>> begin Data for processing

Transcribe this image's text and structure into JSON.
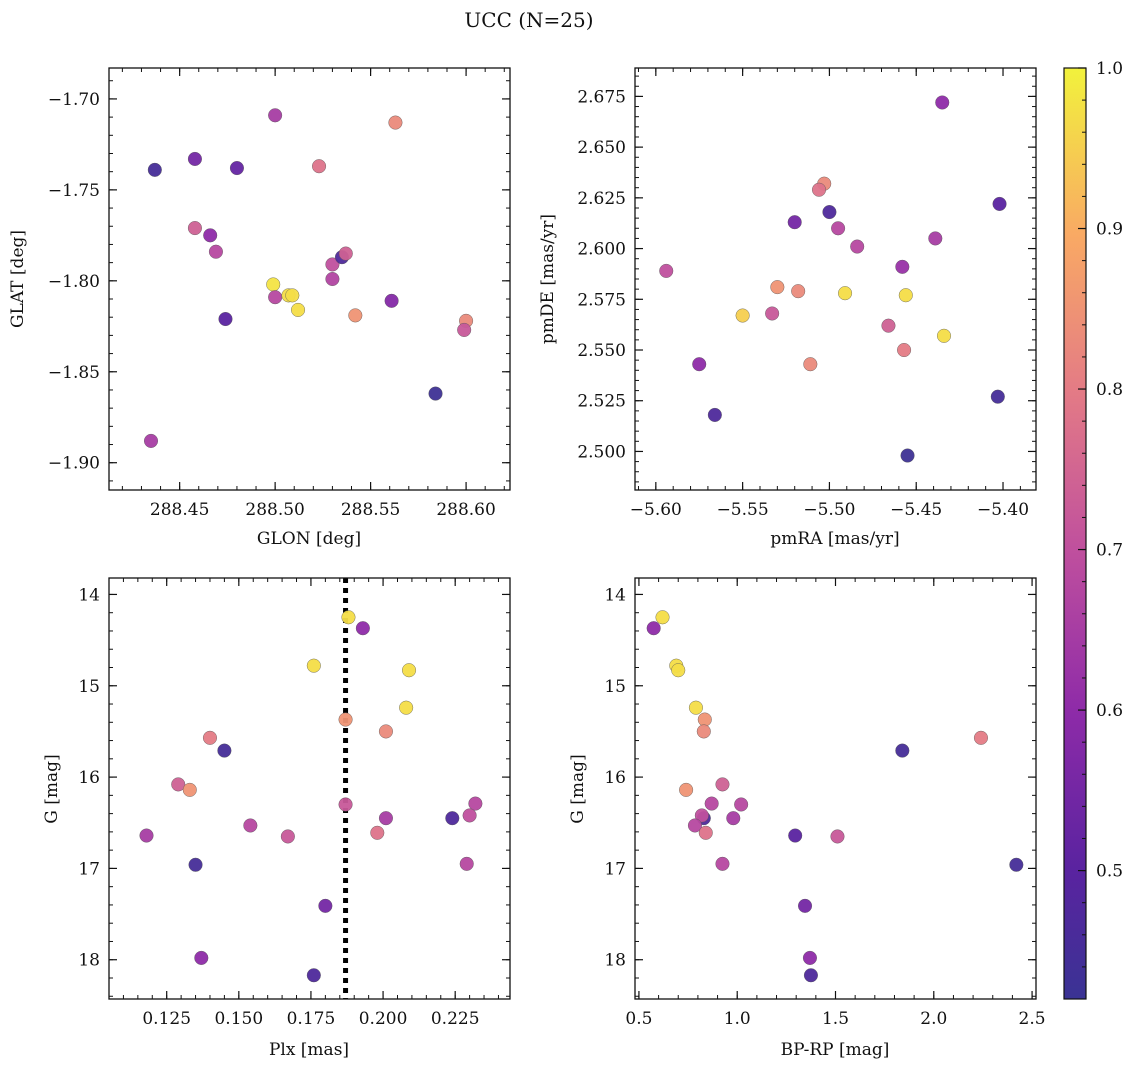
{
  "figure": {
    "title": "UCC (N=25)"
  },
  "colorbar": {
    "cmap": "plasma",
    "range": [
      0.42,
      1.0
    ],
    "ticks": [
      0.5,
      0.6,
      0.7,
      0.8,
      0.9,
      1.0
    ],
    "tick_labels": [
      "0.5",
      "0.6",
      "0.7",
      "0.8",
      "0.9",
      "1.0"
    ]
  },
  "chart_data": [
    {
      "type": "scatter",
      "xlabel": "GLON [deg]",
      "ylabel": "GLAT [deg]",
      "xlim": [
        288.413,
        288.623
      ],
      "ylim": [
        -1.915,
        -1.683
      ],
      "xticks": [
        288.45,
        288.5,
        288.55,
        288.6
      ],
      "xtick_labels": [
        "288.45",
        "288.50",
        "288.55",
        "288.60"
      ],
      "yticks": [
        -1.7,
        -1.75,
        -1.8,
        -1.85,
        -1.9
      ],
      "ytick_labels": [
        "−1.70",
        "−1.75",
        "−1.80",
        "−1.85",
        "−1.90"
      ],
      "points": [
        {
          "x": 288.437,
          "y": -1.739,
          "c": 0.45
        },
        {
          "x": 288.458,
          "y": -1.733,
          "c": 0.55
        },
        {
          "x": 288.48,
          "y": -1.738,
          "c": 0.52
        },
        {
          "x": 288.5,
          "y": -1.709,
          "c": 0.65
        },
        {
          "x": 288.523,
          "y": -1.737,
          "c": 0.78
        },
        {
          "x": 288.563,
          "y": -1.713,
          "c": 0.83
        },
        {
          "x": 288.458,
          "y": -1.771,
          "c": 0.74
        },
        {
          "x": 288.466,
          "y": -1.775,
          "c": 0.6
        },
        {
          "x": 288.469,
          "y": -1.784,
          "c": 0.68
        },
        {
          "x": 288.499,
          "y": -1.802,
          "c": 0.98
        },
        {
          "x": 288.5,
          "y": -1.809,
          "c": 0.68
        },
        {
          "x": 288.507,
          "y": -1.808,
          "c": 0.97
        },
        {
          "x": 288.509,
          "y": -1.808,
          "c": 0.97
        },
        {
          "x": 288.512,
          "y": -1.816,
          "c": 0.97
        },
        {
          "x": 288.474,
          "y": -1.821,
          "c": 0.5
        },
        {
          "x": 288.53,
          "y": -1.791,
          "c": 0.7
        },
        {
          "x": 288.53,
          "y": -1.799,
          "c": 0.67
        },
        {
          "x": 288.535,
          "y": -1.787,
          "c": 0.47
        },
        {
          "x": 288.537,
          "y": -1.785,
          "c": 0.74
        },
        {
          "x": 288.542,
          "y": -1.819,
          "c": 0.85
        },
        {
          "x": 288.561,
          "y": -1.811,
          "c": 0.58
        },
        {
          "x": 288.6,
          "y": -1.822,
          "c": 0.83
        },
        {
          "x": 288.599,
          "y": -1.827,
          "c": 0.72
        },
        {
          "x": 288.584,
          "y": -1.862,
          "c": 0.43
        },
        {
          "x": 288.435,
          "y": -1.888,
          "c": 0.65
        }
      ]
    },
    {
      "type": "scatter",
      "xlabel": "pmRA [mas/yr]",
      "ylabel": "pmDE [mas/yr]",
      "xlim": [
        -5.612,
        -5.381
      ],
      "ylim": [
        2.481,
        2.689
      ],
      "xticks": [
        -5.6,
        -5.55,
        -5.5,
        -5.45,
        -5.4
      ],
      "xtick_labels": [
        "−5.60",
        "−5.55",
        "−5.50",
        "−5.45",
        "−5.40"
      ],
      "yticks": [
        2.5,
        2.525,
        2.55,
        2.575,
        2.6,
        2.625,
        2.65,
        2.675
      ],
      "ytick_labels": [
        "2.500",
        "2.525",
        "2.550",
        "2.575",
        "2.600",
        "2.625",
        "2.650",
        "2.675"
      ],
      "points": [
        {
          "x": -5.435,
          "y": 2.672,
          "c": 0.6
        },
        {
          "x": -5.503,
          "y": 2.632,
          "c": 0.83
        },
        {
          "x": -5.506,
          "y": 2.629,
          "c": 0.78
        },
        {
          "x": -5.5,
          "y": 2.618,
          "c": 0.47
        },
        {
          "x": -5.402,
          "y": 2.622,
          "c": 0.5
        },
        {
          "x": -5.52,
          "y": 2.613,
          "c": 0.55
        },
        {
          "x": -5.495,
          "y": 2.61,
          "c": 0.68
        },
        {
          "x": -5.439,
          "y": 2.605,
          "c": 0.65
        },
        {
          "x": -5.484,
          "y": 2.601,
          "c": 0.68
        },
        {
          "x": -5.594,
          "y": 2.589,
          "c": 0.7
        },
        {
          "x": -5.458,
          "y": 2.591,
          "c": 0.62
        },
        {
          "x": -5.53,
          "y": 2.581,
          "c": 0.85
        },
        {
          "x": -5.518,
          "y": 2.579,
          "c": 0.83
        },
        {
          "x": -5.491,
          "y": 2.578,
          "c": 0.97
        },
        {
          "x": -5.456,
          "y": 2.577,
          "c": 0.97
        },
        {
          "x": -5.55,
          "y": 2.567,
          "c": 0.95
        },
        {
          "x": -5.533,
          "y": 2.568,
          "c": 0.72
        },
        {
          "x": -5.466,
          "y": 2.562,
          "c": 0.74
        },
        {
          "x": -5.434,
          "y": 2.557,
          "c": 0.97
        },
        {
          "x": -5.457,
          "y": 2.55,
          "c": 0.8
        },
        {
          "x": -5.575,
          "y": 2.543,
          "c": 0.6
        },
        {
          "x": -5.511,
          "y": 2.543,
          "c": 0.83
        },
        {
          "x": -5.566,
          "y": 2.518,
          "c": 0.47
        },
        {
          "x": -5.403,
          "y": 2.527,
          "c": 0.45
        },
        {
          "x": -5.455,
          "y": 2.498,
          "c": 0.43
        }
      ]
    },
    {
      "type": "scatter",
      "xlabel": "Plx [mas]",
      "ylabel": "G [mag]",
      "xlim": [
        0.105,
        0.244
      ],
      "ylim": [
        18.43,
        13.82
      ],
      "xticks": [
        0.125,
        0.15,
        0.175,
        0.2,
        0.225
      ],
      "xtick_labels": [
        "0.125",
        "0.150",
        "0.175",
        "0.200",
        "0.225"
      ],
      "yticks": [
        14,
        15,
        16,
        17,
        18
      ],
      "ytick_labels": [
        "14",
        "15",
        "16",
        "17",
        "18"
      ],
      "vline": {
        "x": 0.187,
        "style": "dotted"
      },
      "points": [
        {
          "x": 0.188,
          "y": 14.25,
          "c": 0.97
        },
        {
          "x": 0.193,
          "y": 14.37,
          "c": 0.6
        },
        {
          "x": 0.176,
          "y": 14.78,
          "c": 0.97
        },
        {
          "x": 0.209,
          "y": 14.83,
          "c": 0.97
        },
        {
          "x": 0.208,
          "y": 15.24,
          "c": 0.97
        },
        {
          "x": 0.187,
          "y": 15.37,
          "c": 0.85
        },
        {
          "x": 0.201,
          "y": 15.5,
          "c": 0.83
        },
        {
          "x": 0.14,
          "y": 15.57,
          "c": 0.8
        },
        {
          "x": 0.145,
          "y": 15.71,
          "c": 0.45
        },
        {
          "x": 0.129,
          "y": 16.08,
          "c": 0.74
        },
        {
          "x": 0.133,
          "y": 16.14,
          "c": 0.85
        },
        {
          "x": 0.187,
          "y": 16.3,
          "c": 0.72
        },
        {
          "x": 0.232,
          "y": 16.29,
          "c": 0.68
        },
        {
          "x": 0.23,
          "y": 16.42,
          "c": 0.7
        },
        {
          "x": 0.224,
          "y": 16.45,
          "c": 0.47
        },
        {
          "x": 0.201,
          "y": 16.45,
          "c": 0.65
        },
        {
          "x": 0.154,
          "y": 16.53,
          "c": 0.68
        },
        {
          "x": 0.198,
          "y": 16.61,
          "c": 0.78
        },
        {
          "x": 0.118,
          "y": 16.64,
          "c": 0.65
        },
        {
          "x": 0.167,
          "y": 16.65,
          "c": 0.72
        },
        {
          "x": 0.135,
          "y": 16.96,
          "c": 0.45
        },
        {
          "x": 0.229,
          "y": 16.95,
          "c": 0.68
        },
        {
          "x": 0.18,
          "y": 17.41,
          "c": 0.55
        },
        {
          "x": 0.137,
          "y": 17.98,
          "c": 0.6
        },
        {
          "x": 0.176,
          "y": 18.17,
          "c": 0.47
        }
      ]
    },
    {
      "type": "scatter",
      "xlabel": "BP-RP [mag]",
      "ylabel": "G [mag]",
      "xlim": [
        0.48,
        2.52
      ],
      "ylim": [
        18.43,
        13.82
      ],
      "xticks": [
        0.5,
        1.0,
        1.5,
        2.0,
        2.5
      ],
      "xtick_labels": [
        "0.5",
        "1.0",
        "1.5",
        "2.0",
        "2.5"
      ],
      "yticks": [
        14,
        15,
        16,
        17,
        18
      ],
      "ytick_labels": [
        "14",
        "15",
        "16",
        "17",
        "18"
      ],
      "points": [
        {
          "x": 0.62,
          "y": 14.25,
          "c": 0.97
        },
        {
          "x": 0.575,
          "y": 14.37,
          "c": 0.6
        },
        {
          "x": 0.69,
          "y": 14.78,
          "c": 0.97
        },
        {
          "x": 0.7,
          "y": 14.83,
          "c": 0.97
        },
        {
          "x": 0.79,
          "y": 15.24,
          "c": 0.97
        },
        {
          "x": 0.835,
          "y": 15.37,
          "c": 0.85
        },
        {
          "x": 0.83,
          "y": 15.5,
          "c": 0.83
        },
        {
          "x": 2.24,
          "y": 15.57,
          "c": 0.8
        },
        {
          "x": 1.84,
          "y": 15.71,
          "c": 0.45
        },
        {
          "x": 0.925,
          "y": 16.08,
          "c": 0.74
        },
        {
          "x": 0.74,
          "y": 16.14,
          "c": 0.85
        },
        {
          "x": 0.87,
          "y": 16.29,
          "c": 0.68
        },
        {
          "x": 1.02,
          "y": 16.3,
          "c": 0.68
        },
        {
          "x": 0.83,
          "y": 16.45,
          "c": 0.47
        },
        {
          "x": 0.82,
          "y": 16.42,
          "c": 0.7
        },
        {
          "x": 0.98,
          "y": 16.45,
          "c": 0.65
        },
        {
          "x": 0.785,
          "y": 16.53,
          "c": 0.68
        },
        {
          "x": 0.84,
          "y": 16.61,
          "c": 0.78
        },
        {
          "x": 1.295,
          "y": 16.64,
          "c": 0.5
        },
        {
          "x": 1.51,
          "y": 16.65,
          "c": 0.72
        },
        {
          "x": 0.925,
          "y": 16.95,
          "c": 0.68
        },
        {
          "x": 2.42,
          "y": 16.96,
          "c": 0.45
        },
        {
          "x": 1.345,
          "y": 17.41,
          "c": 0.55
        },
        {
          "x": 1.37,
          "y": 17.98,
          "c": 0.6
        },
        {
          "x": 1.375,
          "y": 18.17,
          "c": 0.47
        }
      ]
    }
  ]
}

>> end Data for processing

Written problem
Using the listing above, gather each line that holds the string "xlabel" and copy it.

Solution to this task
      "xlabel": "GLON [deg]",
      "xlabel": "pmRA [mas/yr]",
      "xlabel": "Plx [mas]",
      "xlabel": "BP-RP [mag]",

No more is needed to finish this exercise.